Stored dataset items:
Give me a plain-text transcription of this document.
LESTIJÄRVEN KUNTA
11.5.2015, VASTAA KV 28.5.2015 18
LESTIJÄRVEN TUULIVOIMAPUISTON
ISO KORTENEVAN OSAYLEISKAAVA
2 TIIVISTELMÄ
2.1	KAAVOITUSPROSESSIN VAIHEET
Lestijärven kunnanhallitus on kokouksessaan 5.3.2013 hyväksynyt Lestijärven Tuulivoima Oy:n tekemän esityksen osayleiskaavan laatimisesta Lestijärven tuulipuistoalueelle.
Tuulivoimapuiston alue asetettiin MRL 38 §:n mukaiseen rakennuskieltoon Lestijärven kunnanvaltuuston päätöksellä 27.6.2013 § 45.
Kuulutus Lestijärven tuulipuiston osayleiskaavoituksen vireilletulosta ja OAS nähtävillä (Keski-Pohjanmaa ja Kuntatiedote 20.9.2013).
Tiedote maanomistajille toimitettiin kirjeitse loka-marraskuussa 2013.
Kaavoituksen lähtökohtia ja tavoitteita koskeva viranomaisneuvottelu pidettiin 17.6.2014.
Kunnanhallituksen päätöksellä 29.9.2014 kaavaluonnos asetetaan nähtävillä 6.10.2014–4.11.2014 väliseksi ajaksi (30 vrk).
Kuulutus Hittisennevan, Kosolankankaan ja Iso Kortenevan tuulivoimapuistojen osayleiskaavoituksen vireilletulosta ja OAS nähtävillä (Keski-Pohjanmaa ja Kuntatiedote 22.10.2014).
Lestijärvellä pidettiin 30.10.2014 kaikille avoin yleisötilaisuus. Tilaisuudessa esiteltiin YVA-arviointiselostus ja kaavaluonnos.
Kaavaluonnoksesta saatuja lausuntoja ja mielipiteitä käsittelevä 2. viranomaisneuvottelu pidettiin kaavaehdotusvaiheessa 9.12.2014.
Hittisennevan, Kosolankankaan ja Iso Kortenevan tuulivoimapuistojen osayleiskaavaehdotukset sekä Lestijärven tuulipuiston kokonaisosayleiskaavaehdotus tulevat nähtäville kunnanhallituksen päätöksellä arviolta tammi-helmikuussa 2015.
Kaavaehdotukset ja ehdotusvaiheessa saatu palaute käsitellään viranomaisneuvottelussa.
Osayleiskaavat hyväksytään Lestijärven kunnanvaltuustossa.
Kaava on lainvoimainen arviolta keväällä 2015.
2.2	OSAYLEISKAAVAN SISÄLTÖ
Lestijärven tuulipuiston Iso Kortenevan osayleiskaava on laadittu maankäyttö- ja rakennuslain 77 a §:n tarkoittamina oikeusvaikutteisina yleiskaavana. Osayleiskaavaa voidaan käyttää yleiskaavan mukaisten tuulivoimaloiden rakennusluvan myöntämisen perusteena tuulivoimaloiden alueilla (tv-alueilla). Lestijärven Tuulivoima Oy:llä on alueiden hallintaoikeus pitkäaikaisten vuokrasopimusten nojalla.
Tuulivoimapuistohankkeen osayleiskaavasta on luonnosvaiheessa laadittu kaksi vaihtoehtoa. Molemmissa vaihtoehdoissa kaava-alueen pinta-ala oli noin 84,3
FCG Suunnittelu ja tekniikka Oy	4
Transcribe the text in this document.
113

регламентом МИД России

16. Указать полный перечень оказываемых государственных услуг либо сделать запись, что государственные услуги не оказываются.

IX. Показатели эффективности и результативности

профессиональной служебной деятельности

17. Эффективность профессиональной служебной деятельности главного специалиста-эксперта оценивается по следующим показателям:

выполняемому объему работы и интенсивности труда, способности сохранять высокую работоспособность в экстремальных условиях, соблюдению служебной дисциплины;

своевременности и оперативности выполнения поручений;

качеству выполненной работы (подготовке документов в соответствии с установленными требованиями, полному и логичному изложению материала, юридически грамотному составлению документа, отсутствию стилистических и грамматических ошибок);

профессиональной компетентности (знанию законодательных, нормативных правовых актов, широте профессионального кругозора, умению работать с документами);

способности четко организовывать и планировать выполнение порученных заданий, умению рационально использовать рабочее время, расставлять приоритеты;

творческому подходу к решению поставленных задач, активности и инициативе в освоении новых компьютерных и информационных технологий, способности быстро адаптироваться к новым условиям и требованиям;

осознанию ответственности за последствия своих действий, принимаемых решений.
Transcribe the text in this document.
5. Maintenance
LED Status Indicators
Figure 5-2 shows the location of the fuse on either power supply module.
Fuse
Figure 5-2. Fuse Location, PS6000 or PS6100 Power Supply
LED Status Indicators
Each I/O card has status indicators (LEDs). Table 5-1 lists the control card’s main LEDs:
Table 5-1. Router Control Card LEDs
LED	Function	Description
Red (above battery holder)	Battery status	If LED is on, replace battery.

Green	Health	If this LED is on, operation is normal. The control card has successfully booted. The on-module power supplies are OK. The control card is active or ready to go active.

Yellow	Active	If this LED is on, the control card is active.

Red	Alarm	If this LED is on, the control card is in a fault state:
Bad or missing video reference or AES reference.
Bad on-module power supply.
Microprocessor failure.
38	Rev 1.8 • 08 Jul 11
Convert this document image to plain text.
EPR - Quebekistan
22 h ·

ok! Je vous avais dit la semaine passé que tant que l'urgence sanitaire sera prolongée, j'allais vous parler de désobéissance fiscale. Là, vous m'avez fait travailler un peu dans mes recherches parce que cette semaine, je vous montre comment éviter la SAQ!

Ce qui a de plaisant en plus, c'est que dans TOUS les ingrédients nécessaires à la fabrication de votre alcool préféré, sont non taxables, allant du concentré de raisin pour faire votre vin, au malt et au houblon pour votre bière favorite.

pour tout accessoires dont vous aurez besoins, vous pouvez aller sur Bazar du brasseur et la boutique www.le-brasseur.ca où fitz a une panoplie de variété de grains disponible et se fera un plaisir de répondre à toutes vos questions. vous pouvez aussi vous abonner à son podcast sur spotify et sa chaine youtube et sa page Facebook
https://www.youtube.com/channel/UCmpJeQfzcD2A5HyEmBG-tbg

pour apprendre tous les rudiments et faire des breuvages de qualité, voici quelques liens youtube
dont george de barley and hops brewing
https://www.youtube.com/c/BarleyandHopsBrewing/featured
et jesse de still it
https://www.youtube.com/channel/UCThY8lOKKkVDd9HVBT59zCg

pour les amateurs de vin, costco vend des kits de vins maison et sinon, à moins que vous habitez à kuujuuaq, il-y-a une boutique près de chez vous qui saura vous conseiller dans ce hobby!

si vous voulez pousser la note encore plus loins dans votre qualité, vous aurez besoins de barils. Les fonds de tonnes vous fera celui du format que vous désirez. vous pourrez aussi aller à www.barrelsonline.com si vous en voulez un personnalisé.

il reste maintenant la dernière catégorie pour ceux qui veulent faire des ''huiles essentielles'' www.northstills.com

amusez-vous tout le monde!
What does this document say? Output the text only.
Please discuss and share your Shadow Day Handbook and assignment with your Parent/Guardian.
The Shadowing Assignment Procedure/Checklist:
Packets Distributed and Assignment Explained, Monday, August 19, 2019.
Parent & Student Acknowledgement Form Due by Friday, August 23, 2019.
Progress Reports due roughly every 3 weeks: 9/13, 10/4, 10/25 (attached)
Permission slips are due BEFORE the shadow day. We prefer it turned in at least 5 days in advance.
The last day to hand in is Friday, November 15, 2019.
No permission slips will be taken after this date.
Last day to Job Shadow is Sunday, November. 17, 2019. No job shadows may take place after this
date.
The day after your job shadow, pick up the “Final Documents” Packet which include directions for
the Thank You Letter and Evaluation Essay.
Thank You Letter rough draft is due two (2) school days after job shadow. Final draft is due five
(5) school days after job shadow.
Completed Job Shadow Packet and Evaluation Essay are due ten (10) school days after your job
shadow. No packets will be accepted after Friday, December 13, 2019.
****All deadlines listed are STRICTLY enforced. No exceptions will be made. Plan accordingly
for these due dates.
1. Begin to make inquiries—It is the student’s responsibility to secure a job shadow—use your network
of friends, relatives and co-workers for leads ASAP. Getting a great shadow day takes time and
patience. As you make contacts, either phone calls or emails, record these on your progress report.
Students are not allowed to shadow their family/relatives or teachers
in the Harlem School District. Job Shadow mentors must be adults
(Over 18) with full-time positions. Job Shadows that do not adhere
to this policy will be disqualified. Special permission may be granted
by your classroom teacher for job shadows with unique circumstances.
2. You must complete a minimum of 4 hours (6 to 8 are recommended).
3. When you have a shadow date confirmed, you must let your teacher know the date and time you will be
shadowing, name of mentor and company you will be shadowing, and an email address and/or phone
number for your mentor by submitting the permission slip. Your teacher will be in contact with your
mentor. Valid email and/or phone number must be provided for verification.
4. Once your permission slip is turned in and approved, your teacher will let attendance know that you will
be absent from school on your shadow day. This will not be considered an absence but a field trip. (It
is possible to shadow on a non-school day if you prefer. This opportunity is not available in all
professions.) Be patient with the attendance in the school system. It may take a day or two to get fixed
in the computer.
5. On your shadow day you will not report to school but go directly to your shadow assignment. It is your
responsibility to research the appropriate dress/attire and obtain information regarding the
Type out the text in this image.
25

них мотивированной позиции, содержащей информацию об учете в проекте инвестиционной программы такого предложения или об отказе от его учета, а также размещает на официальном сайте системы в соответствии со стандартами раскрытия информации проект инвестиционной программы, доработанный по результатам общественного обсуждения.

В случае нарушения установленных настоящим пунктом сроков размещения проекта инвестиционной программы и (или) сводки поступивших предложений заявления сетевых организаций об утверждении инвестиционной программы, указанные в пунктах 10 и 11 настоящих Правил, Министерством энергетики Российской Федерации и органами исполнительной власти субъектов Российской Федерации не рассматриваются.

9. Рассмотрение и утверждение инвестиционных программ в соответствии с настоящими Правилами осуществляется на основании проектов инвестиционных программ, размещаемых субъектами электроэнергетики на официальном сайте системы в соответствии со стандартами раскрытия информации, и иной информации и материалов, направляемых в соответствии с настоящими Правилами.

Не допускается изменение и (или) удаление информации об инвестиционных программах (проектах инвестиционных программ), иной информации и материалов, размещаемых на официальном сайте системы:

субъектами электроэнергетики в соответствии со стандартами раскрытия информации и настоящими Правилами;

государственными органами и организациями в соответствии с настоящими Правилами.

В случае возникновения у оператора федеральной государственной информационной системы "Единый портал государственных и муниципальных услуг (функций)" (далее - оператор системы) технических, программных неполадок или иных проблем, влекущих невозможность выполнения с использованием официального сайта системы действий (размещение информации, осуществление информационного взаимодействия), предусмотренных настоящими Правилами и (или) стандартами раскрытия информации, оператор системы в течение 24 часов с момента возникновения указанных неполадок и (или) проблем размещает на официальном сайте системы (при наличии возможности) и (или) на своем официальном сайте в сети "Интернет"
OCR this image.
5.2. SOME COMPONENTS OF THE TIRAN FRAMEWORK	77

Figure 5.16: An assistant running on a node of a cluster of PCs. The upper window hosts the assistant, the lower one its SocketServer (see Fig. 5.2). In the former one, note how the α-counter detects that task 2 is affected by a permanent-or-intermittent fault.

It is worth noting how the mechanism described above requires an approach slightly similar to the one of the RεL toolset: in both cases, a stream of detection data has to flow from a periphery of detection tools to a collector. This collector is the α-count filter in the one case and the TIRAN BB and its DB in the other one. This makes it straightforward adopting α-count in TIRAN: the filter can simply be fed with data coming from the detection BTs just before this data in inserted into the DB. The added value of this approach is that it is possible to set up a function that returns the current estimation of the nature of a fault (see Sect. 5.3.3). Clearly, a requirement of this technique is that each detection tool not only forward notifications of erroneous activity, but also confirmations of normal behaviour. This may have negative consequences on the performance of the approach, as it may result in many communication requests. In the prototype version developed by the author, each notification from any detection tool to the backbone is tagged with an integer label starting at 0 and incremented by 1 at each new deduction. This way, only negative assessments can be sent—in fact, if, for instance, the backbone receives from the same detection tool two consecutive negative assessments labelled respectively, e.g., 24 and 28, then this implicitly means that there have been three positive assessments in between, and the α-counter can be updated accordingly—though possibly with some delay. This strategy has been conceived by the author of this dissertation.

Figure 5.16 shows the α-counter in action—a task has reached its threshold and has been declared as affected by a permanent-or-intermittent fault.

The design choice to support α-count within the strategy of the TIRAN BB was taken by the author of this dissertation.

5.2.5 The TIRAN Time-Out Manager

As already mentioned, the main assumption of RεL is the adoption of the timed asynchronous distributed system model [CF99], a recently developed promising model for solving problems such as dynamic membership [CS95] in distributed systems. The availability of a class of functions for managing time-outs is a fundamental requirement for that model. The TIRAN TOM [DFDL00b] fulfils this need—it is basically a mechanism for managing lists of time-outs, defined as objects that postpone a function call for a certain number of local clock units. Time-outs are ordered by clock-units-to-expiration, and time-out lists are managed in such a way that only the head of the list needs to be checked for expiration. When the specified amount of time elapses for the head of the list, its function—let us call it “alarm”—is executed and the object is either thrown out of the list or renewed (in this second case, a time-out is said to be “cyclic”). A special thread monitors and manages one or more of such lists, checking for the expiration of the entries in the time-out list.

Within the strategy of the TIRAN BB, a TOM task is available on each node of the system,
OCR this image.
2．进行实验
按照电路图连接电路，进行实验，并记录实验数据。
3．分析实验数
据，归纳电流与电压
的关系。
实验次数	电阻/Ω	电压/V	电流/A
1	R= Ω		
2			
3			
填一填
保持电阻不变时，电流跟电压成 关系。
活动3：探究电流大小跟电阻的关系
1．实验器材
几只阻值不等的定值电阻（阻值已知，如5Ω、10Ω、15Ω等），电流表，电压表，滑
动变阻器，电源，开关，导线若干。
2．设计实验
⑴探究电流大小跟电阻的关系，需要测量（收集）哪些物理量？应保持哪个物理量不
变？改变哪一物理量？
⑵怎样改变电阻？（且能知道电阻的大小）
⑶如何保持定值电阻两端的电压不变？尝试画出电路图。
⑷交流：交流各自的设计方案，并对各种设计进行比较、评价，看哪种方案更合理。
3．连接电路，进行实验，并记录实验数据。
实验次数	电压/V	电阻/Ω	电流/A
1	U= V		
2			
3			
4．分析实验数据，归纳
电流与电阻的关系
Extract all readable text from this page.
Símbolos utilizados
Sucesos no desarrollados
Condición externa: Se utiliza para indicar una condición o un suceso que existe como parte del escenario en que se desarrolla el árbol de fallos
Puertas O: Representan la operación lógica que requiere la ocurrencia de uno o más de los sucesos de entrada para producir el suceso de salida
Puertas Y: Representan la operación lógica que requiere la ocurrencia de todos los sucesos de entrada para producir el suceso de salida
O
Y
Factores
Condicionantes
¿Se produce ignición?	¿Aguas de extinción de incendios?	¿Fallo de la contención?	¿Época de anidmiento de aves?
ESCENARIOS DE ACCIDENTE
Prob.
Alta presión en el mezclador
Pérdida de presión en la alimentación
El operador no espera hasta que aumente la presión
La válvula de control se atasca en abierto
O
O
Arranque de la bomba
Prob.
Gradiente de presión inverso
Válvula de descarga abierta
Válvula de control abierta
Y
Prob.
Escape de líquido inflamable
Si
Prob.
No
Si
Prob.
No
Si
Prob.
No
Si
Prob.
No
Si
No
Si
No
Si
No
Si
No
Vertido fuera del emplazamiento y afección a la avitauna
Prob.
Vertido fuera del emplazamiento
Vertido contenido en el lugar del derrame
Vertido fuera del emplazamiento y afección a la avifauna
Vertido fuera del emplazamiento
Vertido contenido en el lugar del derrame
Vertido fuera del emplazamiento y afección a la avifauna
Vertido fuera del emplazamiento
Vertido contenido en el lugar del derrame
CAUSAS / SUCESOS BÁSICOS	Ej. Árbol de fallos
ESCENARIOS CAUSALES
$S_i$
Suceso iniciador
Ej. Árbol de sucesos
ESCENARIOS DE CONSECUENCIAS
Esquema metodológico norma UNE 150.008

**DIRECTIONS**
Reply with the number of lines in the preceding entries that contain "operación", and no other words.

**ANSWER TO THIS TASK**
2